Battling the Zombie Plague Under a Graveyard Sky (#bookreview)

All things considered - and it definitely did have its flawsUnder a Graveyard Sky was probably one of the better apocalyptic tales I've read in a long time, and certainly one of the best zombie tales in recent memory. Rather weak and unbelievable in terms of characters, but very strong in terms of action and plot, John Ringo has pulled together a novel that is sure to please his fans, and potentially win him some new ones.

The book starts on an awkward note, plunging us right into the action, without so much as an introduction to the characters involved. It was so disconcerting that I nearly abandoned it, but the way in which Ringo approached the situation intrigued me. He puts the fate of the world not in the hands of the military or the authorities, but in an investment bank and a well-connected family of 'preppers'. I'm sure there's a socio-political statement there for Ringo, and the bank's resources stretch the bounds of credibility somewhat, but it's an interesting approach that actually makes a lot of sense, once the shock factor wears off.

It's that family which introduces the primary weakness, however, particularly thirteen-year-old Faith the Zombie Slayer. Seriously, you might as well call this girl the next chosen one, except she's all about the high-powered assault weapons instead of the stakes and crossbows. It's ludicrous how well prepared she is, and the ease with which she wades into danger and so gleefully delivers death to the infected is over-the-top and then some. There's actually a point where another character is shot down when he assumes her dad must have been a Buffy fan. She's a likable enough character, and could definitely work in a supernatural setting, this is a book that's deliberately grounded in realism - so much so that Ringo constantly reminds us that the zombies are dangerous, incurable, infected human beings . . . not the living dead.

The zombies themselves are part of what I really liked about the book. There's no supernatural or mystical element here. The zombies are the product of a man-made virus, deliberately designed to be both air-borne and blood-borne for maximum dispersal. It turns its victims into raging, mindless, homicidal maniacs with a hunger for human flesh. There's no cure, and no halting its spread. Although the bank has managed to develop a vaccine by harvesting the spinal cords of living zombies, they are only good for about a dozen doses each.

The first half of the book details the initial spread of the zombie outbreak, with life struggling to continue as normal for as long as possible. We see the police struggle to deal with a situation using tasers and batons, when deadly force is the only real option, while the government limits itself to identifying the source of the plague, rather than curing it. It's a slow descent into madness for civilization, with the first half of the book ending in a brutal bloodbath at a drug-fueled endless rave in Washington Square Park. It's so surreal that it seems plausible, and it makes for fantastic transition to the second, post-apocalyptic half of the novel.

**Study material**
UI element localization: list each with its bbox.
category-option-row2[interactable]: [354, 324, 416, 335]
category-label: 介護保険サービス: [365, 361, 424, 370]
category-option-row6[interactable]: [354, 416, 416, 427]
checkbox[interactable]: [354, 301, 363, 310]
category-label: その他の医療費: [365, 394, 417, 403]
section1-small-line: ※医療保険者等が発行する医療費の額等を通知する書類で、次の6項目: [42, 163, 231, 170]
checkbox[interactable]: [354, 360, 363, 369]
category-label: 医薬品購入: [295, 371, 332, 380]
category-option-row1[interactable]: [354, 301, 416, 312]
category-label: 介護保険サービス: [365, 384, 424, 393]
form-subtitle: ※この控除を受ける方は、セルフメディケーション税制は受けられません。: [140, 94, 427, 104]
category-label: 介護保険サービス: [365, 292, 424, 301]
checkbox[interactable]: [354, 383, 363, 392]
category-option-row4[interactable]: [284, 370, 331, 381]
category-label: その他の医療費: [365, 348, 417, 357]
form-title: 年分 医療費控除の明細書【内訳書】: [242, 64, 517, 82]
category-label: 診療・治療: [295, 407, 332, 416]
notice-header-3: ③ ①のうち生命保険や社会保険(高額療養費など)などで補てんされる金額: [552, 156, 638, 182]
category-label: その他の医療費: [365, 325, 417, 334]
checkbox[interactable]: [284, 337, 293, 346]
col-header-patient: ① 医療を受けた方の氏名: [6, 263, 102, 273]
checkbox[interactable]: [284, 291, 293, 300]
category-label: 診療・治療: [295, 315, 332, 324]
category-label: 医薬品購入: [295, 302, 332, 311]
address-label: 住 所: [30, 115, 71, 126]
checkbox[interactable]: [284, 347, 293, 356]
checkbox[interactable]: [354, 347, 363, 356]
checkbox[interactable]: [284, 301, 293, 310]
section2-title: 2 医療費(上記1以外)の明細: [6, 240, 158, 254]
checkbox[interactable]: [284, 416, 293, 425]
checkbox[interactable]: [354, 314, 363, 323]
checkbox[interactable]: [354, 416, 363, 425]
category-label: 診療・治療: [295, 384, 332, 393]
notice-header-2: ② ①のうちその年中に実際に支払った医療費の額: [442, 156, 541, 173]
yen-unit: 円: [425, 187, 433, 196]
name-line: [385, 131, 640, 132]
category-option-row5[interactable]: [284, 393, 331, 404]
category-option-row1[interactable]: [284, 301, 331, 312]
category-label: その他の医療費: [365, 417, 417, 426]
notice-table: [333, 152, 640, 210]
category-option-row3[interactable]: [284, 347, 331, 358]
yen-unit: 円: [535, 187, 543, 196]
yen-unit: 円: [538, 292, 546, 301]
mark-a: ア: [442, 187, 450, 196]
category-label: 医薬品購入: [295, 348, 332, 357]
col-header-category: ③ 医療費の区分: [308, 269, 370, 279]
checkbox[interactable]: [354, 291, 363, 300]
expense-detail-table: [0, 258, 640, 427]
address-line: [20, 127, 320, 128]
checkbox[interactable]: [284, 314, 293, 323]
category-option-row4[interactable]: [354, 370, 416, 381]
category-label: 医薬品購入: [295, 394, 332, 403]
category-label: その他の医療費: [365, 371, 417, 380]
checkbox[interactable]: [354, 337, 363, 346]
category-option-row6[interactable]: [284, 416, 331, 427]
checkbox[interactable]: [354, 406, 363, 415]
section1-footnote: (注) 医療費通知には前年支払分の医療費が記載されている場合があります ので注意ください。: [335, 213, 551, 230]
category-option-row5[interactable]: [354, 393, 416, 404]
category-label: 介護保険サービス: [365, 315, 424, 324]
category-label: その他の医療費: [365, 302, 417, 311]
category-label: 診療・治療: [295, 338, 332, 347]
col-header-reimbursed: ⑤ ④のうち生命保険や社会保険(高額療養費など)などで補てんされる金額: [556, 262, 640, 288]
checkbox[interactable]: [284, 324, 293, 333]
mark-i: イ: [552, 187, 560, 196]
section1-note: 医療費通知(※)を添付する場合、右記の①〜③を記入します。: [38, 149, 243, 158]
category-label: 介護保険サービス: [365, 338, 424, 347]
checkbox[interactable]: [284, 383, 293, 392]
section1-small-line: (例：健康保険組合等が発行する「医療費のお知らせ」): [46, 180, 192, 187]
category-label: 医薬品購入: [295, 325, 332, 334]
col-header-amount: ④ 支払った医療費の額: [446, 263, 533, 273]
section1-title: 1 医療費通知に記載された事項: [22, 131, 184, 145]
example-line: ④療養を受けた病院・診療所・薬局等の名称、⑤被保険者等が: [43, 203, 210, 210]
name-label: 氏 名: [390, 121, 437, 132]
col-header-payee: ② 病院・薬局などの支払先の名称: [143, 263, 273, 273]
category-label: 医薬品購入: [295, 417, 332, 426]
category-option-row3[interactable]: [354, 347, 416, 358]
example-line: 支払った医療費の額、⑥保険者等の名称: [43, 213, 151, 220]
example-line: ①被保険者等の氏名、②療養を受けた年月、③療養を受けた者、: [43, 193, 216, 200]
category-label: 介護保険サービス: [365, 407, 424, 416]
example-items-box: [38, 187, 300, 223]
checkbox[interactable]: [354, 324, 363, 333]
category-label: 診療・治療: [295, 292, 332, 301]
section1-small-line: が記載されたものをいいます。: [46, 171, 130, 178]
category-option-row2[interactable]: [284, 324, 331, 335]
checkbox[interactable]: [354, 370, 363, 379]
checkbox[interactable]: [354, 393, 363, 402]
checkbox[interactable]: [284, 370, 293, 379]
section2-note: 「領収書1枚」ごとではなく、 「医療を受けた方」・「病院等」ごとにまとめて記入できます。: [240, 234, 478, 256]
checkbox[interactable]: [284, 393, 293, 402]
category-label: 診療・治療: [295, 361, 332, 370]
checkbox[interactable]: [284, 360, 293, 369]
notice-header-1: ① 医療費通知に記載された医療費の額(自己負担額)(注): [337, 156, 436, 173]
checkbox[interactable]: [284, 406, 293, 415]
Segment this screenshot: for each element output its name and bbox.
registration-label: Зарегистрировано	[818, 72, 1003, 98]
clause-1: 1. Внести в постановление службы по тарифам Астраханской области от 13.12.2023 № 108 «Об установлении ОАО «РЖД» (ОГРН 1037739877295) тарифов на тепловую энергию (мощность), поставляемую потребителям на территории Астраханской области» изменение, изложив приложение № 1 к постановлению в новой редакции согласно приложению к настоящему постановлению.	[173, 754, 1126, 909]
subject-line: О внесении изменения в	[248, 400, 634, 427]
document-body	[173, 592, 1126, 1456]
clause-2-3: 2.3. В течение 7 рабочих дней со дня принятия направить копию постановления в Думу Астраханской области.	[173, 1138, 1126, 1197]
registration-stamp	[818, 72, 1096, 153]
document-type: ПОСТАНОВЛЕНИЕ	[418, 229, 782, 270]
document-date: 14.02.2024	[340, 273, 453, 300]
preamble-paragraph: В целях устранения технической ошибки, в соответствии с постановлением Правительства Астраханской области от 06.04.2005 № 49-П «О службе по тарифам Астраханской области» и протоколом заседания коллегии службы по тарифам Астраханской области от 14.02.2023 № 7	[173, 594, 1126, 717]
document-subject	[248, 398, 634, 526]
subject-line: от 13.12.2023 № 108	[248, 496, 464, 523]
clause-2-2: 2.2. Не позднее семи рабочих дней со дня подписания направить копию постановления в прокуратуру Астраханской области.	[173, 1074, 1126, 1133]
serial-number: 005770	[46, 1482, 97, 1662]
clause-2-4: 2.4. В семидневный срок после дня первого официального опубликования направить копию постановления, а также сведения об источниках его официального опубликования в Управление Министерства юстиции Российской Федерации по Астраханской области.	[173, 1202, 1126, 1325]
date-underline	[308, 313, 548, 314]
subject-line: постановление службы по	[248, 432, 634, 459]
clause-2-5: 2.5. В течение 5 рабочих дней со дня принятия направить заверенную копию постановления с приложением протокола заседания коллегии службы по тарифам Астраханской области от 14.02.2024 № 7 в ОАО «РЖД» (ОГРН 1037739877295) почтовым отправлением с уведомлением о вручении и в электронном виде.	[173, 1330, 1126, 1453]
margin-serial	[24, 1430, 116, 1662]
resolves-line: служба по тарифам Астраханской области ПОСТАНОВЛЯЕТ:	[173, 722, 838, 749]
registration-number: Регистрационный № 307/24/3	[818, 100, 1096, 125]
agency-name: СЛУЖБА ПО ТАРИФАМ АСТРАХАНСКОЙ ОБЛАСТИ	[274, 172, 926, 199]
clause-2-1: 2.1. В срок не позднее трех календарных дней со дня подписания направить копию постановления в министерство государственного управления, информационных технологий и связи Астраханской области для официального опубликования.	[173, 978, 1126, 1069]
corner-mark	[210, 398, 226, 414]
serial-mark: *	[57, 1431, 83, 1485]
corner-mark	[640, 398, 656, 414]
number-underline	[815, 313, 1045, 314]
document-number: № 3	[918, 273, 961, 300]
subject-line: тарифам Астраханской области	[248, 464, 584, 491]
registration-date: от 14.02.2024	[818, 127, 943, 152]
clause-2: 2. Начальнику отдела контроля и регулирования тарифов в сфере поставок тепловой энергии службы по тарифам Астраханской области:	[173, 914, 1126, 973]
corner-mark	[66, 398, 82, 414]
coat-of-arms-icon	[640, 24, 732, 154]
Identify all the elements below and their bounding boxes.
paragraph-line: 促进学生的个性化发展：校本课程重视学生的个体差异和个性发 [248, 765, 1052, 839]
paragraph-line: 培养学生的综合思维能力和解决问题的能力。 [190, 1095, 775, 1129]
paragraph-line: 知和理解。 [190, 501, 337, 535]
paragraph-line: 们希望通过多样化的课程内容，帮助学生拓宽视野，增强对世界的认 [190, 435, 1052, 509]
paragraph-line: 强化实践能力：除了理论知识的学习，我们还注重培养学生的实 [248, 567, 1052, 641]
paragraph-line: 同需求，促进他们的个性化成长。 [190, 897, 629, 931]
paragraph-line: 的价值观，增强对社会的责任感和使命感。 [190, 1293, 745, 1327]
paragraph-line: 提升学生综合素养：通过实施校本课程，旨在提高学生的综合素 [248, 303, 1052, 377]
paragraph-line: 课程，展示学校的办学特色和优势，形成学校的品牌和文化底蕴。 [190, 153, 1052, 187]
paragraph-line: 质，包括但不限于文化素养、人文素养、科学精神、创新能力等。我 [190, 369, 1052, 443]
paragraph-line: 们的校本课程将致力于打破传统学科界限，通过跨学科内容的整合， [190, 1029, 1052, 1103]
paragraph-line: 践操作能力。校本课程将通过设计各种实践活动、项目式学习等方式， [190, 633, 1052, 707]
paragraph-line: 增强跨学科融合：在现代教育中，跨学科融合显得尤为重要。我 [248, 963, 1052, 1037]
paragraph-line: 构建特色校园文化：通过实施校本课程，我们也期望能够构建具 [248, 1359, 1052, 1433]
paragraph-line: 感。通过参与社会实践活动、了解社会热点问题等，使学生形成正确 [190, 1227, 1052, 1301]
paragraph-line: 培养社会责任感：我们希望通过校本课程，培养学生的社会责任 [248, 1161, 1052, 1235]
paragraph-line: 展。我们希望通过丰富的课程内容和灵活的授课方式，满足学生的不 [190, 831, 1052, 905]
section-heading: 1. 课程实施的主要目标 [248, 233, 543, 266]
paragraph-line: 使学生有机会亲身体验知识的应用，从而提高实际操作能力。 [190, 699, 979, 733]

**Work order**
In one to three sentences, explain why, according to the book review above the records, the reviewer nearly abandoned the novel and what led the reviewer to continue.

**Output of the exercise**
The novel opens by plunging straight into the action without introducing its characters, which the reviewer found so disconcerting that the reviewer nearly gave up on it. The reviewer continued because Ringo's approach was intriguing: he places the fate of the world in the hands of an investment bank and a well-connected family of preppers rather than the military or the authorities.